■ **GIVEN TASK**: Transcribe all the entries word for word, but omit the images.

Collected data entries:
=-=-=-=-=

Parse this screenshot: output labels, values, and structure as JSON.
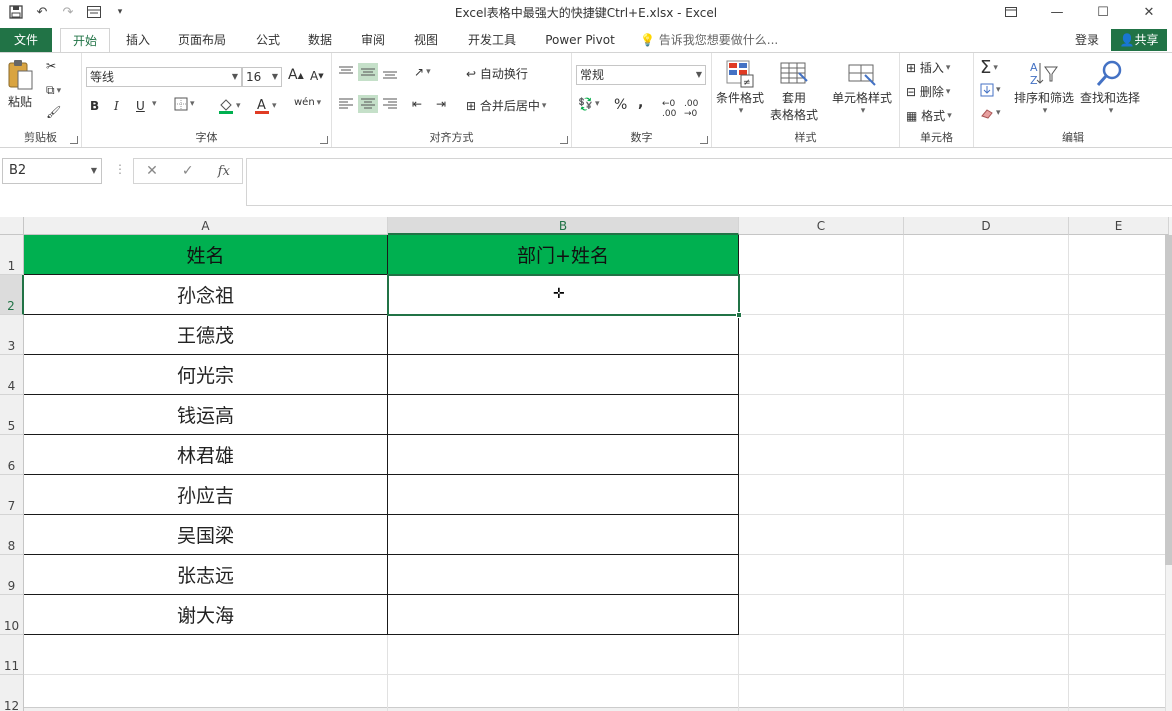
{
  "window": {
    "title": "Excel表格中最强大的快捷键Ctrl+E.xlsx - Excel"
  },
  "tabs": {
    "file": "文件",
    "home": "开始",
    "insert": "插入",
    "page_layout": "页面布局",
    "formulas": "公式",
    "data": "数据",
    "review": "审阅",
    "view": "视图",
    "developer": "开发工具",
    "power_pivot": "Power Pivot",
    "tell_me": "告诉我您想要做什么...",
    "login": "登录",
    "share": "共享"
  },
  "ribbon": {
    "clipboard": {
      "label": "剪贴板",
      "paste": "粘贴"
    },
    "font": {
      "label": "字体",
      "name": "等线",
      "size": "16",
      "bold": "B",
      "italic": "I",
      "underline": "U"
    },
    "alignment": {
      "label": "对齐方式",
      "wrap": "自动换行",
      "merge": "合并后居中"
    },
    "number": {
      "label": "数字",
      "format": "常规",
      "percent": "%",
      "comma": ","
    },
    "styles": {
      "label": "样式",
      "conditional": "条件格式",
      "table_line1": "套用",
      "table_line2": "表格格式",
      "cell_styles": "单元格样式"
    },
    "cells": {
      "label": "单元格",
      "insert": "插入",
      "delete": "删除",
      "format": "格式"
    },
    "editing": {
      "label": "编辑",
      "sort": "排序和筛选",
      "find": "查找和选择"
    }
  },
  "formula_bar": {
    "name_box": "B2",
    "cancel": "✕",
    "enter": "✓",
    "fx": "fx",
    "value": ""
  },
  "sheet": {
    "columns": [
      "A",
      "B",
      "C",
      "D",
      "E"
    ],
    "rows": [
      "1",
      "2",
      "3",
      "4",
      "5",
      "6",
      "7",
      "8",
      "9",
      "10",
      "11",
      "12"
    ],
    "header": {
      "a": "姓名",
      "b": "部门+姓名"
    },
    "names": [
      "孙念祖",
      "王德茂",
      "何光宗",
      "钱运高",
      "林君雄",
      "孙应吉",
      "吴国梁",
      "张志远",
      "谢大海"
    ],
    "selected_cell": "B2",
    "header_fill": "#00b050",
    "accent": "#217346"
  }
}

=-=-=-=-=

■ **OUTPUT**:
Parse this screenshot: output labels, values, and structure as JSON.
{
  "window": {
    "title": "Excel表格中最强大的快捷键Ctrl+E.xlsx - Excel"
  },
  "tabs": {
    "file": "文件",
    "home": "开始",
    "insert": "插入",
    "page_layout": "页面布局",
    "formulas": "公式",
    "data": "数据",
    "review": "审阅",
    "view": "视图",
    "developer": "开发工具",
    "power_pivot": "Power Pivot",
    "tell_me": "告诉我您想要做什么...",
    "login": "登录",
    "share": "共享"
  },
  "ribbon": {
    "clipboard": {
      "label": "剪贴板",
      "paste": "粘贴"
    },
    "font": {
      "label": "字体",
      "name": "等线",
      "size": "16",
      "bold": "B",
      "italic": "I",
      "underline": "U"
    },
    "alignment": {
      "label": "对齐方式",
      "wrap": "自动换行",
      "merge": "合并后居中"
    },
    "number": {
      "label": "数字",
      "format": "常规",
      "percent": "%",
      "comma": ","
    },
    "styles": {
      "label": "样式",
      "conditional": "条件格式",
      "table_line1": "套用",
      "table_line2": "表格格式",
      "cell_styles": "单元格样式"
    },
    "cells": {
      "label": "单元格",
      "insert": "插入",
      "delete": "删除",
      "format": "格式"
    },
    "editing": {
      "label": "编辑",
      "sort": "排序和筛选",
      "find": "查找和选择"
    }
  },
  "formula_bar": {
    "name_box": "B2",
    "cancel": "✕",
    "enter": "✓",
    "fx": "fx",
    "value": ""
  },
  "sheet": {
    "columns": [
      "A",
      "B",
      "C",
      "D",
      "E"
    ],
    "rows": [
      "1",
      "2",
      "3",
      "4",
      "5",
      "6",
      "7",
      "8",
      "9",
      "10",
      "11",
      "12"
    ],
    "header": {
      "a": "姓名",
      "b": "部门+姓名"
    },
    "names": [
      "孙念祖",
      "王德茂",
      "何光宗",
      "钱运高",
      "林君雄",
      "孙应吉",
      "吴国梁",
      "张志远",
      "谢大海"
    ],
    "selected_cell": "B2",
    "header_fill": "#00b050",
    "accent": "#217346"
  }
}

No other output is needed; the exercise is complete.